Сохранённые записи:
┄┄┄┄┄┄┄┄┄┄

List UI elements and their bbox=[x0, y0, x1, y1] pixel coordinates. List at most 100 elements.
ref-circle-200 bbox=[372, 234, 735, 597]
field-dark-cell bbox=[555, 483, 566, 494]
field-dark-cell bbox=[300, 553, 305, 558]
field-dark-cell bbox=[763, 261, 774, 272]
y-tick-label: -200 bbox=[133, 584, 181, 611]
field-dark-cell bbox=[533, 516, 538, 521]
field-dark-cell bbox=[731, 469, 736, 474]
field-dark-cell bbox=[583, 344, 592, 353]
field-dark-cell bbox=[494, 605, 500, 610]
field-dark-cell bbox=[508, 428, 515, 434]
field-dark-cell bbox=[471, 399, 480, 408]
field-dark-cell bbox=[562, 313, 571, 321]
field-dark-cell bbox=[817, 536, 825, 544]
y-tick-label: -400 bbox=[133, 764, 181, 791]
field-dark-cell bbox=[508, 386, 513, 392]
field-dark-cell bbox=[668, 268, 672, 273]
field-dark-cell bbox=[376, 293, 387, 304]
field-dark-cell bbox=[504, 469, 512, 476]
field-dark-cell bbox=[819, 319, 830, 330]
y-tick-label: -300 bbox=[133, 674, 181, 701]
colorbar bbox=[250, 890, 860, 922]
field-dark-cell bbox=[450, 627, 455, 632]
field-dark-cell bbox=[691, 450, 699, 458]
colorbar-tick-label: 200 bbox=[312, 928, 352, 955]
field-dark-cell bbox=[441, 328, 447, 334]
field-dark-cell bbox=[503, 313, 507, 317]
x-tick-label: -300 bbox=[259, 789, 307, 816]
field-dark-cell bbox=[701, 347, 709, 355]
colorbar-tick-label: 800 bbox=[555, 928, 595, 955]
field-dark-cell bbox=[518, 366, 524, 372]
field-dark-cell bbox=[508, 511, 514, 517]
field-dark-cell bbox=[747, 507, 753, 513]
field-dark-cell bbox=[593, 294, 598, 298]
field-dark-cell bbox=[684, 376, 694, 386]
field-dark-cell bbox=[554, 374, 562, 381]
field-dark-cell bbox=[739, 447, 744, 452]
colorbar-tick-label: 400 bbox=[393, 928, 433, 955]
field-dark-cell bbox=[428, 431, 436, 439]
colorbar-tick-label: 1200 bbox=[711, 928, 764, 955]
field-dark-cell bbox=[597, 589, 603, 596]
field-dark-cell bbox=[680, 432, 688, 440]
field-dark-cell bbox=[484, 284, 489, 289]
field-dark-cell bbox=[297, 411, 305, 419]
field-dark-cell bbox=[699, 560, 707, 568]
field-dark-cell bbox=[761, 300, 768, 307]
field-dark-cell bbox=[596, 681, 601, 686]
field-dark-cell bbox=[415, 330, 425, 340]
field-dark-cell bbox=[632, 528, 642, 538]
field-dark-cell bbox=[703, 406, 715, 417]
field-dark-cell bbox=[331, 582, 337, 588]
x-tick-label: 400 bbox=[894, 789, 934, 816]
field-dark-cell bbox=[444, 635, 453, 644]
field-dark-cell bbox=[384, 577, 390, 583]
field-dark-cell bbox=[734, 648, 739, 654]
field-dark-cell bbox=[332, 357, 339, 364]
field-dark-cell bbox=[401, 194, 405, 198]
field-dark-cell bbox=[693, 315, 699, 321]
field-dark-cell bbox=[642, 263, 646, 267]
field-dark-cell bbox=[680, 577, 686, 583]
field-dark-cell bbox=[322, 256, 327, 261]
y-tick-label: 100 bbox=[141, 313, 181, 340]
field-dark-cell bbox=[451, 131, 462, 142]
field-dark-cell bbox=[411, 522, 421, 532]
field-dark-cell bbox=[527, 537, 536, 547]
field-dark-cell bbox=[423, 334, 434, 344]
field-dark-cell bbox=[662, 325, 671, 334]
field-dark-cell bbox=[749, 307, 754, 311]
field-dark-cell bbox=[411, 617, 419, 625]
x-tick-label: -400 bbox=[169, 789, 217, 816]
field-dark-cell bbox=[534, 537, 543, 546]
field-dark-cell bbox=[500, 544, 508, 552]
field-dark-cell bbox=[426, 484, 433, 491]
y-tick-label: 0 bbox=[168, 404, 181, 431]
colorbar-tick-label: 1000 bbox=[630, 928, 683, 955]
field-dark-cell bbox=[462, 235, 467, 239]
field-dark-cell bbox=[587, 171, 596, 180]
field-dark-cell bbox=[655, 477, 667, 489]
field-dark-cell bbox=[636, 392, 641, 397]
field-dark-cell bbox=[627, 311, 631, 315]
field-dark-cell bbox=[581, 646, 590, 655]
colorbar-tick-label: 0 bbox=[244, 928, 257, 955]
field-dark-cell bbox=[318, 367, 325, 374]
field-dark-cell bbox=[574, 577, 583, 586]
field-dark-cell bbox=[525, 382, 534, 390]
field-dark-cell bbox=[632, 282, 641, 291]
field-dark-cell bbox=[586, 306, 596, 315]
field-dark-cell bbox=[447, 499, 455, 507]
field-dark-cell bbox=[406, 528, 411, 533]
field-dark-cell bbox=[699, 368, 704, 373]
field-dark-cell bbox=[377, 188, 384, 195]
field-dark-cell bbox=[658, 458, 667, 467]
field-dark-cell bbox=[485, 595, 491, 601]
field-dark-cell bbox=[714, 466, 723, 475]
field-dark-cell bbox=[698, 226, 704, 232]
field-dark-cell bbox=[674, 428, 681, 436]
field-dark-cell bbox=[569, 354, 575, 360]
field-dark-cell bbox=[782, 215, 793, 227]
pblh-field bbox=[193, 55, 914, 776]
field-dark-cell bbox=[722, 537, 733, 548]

┄┄┄┄┄┄┄┄┄┄

#### [Что нужно сделать]
Перепишите весь листинг строка за строкой, ничего не меняя.

#### [Ответ на задание]
List UI elements and their bbox=[x0, y0, x1, y1] pixel coordinates. List at most 100 elements.
ref-circle-200 bbox=[372, 234, 735, 597]
field-dark-cell bbox=[555, 483, 566, 494]
field-dark-cell bbox=[300, 553, 305, 558]
field-dark-cell bbox=[763, 261, 774, 272]
y-tick-label: -200 bbox=[133, 584, 181, 611]
field-dark-cell bbox=[533, 516, 538, 521]
field-dark-cell bbox=[731, 469, 736, 474]
field-dark-cell bbox=[583, 344, 592, 353]
field-dark-cell bbox=[494, 605, 500, 610]
field-dark-cell bbox=[508, 428, 515, 434]
field-dark-cell bbox=[471, 399, 480, 408]
field-dark-cell bbox=[562, 313, 571, 321]
field-dark-cell bbox=[817, 536, 825, 544]
y-tick-label: -400 bbox=[133, 764, 181, 791]
field-dark-cell bbox=[508, 386, 513, 392]
field-dark-cell bbox=[668, 268, 672, 273]
field-dark-cell bbox=[376, 293, 387, 304]
field-dark-cell bbox=[504, 469, 512, 476]
field-dark-cell bbox=[819, 319, 830, 330]
y-tick-label: -300 bbox=[133, 674, 181, 701]
colorbar bbox=[250, 890, 860, 922]
field-dark-cell bbox=[450, 627, 455, 632]
field-dark-cell bbox=[691, 450, 699, 458]
colorbar-tick-label: 200 bbox=[312, 928, 352, 955]
field-dark-cell bbox=[441, 328, 447, 334]
field-dark-cell bbox=[503, 313, 507, 317]
x-tick-label: -300 bbox=[259, 789, 307, 816]
field-dark-cell bbox=[701, 347, 709, 355]
colorbar-tick-label: 800 bbox=[555, 928, 595, 955]
field-dark-cell bbox=[518, 366, 524, 372]
field-dark-cell bbox=[508, 511, 514, 517]
field-dark-cell bbox=[747, 507, 753, 513]
field-dark-cell bbox=[593, 294, 598, 298]
field-dark-cell bbox=[684, 376, 694, 386]
field-dark-cell bbox=[554, 374, 562, 381]
field-dark-cell bbox=[739, 447, 744, 452]
colorbar-tick-label: 400 bbox=[393, 928, 433, 955]
field-dark-cell bbox=[428, 431, 436, 439]
colorbar-tick-label: 1200 bbox=[711, 928, 764, 955]
field-dark-cell bbox=[597, 589, 603, 596]
field-dark-cell bbox=[680, 432, 688, 440]
field-dark-cell bbox=[484, 284, 489, 289]
field-dark-cell bbox=[297, 411, 305, 419]
field-dark-cell bbox=[699, 560, 707, 568]
field-dark-cell bbox=[761, 300, 768, 307]
field-dark-cell bbox=[596, 681, 601, 686]
field-dark-cell bbox=[415, 330, 425, 340]
field-dark-cell bbox=[632, 528, 642, 538]
field-dark-cell bbox=[703, 406, 715, 417]
field-dark-cell bbox=[331, 582, 337, 588]
x-tick-label: 400 bbox=[894, 789, 934, 816]
field-dark-cell bbox=[444, 635, 453, 644]
field-dark-cell bbox=[384, 577, 390, 583]
field-dark-cell bbox=[734, 648, 739, 654]
field-dark-cell bbox=[332, 357, 339, 364]
field-dark-cell bbox=[401, 194, 405, 198]
field-dark-cell bbox=[693, 315, 699, 321]
field-dark-cell bbox=[642, 263, 646, 267]
field-dark-cell bbox=[680, 577, 686, 583]
field-dark-cell bbox=[322, 256, 327, 261]
y-tick-label: 100 bbox=[141, 313, 181, 340]
field-dark-cell bbox=[451, 131, 462, 142]
field-dark-cell bbox=[411, 522, 421, 532]
field-dark-cell bbox=[527, 537, 536, 547]
field-dark-cell bbox=[423, 334, 434, 344]
field-dark-cell bbox=[662, 325, 671, 334]
field-dark-cell bbox=[749, 307, 754, 311]
field-dark-cell bbox=[411, 617, 419, 625]
x-tick-label: -400 bbox=[169, 789, 217, 816]
field-dark-cell bbox=[534, 537, 543, 546]
field-dark-cell bbox=[500, 544, 508, 552]
field-dark-cell bbox=[426, 484, 433, 491]
y-tick-label: 0 bbox=[168, 404, 181, 431]
colorbar-tick-label: 1000 bbox=[630, 928, 683, 955]
field-dark-cell bbox=[462, 235, 467, 239]
field-dark-cell bbox=[587, 171, 596, 180]
field-dark-cell bbox=[655, 477, 667, 489]
field-dark-cell bbox=[636, 392, 641, 397]
field-dark-cell bbox=[627, 311, 631, 315]
field-dark-cell bbox=[581, 646, 590, 655]
colorbar-tick-label: 0 bbox=[244, 928, 257, 955]
field-dark-cell bbox=[318, 367, 325, 374]
field-dark-cell bbox=[574, 577, 583, 586]
field-dark-cell bbox=[525, 382, 534, 390]
field-dark-cell bbox=[632, 282, 641, 291]
field-dark-cell bbox=[586, 306, 596, 315]
field-dark-cell bbox=[447, 499, 455, 507]
field-dark-cell bbox=[406, 528, 411, 533]
field-dark-cell bbox=[699, 368, 704, 373]
field-dark-cell bbox=[377, 188, 384, 195]
field-dark-cell bbox=[658, 458, 667, 467]
field-dark-cell bbox=[485, 595, 491, 601]
field-dark-cell bbox=[714, 466, 723, 475]
field-dark-cell bbox=[698, 226, 704, 232]
field-dark-cell bbox=[674, 428, 681, 436]
field-dark-cell bbox=[569, 354, 575, 360]
field-dark-cell bbox=[782, 215, 793, 227]
pblh-field bbox=[193, 55, 914, 776]
field-dark-cell bbox=[722, 537, 733, 548]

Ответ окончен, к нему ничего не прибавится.